* PROBLEM DETAILS *
In the entries, find all lines that hold the word "been" and copy them.

Data items
=-=-=-=-=
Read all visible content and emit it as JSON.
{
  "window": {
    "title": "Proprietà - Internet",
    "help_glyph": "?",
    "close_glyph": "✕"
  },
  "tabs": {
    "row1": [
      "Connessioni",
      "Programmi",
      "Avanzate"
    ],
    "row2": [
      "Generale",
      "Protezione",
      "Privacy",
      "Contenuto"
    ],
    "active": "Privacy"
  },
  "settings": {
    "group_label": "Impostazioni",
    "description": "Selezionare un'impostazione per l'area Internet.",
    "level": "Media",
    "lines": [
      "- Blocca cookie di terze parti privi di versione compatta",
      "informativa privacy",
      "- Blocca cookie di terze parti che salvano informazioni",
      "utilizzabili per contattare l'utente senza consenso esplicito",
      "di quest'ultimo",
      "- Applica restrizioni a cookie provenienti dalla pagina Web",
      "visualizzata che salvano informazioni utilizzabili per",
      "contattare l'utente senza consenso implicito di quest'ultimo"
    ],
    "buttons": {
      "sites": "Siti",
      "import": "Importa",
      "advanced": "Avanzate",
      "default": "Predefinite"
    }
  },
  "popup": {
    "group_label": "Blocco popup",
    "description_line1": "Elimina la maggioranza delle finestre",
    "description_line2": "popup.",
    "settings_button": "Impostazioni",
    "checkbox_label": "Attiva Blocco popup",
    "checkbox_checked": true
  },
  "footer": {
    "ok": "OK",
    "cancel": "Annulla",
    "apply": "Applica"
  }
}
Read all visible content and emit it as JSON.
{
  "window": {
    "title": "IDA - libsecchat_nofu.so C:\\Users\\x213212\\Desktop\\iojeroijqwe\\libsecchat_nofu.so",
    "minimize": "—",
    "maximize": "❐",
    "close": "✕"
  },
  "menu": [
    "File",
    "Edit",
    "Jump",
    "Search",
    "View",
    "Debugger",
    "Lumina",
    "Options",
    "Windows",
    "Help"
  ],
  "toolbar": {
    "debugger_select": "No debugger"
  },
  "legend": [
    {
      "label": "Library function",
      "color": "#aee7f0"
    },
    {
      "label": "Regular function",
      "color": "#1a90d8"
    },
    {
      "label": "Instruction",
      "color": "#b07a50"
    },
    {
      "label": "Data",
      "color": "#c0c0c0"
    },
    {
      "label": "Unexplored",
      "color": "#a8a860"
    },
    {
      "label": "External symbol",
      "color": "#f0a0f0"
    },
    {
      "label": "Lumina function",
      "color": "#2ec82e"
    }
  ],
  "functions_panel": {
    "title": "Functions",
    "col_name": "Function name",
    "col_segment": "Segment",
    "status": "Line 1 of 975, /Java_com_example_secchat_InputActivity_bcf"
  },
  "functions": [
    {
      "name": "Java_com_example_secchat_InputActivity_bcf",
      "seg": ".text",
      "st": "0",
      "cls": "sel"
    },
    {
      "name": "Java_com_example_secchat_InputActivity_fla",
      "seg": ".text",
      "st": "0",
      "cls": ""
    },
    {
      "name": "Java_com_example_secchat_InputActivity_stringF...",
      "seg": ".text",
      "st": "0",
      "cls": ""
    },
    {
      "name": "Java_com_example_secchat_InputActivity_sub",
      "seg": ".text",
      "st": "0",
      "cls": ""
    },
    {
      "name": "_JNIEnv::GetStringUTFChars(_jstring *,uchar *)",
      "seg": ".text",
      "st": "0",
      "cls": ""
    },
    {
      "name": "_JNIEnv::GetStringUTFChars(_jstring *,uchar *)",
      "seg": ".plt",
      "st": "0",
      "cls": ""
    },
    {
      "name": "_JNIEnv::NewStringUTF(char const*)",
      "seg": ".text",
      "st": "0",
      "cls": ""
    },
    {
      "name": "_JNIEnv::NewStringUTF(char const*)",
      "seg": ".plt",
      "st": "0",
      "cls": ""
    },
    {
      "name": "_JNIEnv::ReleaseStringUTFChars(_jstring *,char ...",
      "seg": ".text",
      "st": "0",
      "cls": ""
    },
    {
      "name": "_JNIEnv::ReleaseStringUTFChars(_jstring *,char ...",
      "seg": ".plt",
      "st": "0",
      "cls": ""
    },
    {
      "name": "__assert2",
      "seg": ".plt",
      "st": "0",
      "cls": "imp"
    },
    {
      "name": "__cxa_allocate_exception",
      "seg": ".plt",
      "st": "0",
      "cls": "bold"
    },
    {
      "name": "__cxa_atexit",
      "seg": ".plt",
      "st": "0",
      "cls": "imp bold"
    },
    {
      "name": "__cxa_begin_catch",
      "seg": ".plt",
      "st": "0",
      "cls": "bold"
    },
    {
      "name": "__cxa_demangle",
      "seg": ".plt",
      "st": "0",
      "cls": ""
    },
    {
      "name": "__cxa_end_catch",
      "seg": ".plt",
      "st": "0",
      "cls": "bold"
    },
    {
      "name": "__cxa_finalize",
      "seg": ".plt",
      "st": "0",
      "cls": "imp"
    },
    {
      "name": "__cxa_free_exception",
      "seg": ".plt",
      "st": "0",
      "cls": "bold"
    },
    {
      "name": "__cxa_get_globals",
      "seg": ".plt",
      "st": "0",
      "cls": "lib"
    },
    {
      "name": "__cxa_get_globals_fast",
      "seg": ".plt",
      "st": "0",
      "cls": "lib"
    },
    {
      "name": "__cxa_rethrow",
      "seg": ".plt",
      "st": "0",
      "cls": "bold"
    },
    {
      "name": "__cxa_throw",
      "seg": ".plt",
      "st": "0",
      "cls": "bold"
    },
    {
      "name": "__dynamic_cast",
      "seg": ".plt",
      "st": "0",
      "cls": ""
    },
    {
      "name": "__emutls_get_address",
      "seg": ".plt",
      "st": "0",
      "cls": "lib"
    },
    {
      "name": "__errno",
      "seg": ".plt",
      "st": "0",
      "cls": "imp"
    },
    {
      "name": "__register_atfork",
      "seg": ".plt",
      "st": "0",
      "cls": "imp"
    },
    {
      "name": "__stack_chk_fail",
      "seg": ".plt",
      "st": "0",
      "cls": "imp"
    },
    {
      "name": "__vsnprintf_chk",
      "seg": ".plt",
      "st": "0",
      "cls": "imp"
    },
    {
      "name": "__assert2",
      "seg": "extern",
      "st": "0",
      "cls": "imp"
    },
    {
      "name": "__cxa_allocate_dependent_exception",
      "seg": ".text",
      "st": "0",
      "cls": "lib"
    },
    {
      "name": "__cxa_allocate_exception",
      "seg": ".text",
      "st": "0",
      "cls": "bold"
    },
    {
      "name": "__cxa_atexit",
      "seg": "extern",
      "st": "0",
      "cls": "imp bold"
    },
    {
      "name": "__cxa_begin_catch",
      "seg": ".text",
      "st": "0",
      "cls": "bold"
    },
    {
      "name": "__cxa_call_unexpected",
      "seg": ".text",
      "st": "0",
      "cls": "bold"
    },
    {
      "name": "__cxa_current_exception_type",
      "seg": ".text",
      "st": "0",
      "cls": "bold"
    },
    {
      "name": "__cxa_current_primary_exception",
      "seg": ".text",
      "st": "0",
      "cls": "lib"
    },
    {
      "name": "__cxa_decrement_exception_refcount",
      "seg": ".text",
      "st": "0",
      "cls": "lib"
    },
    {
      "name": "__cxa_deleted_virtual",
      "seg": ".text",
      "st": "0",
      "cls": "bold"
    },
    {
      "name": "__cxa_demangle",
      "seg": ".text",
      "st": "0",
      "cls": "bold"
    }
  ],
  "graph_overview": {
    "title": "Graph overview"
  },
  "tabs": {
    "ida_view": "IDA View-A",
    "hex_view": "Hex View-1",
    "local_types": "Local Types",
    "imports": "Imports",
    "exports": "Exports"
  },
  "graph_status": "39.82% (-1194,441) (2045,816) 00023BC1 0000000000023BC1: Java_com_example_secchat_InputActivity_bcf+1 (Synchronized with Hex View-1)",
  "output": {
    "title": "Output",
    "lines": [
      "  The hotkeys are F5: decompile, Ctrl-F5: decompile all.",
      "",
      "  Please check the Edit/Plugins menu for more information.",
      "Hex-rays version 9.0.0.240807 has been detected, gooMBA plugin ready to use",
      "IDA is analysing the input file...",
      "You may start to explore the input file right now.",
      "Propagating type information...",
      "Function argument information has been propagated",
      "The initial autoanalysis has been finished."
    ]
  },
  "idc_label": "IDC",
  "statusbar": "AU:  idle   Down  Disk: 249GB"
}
=-=-=-=-=
* SOLUTION *
      "Hex-rays version 9.0.0.240807 has been detected, gooMBA plugin ready to use",
      "Function argument information has been propagated",
      "The initial autoanalysis has been finished."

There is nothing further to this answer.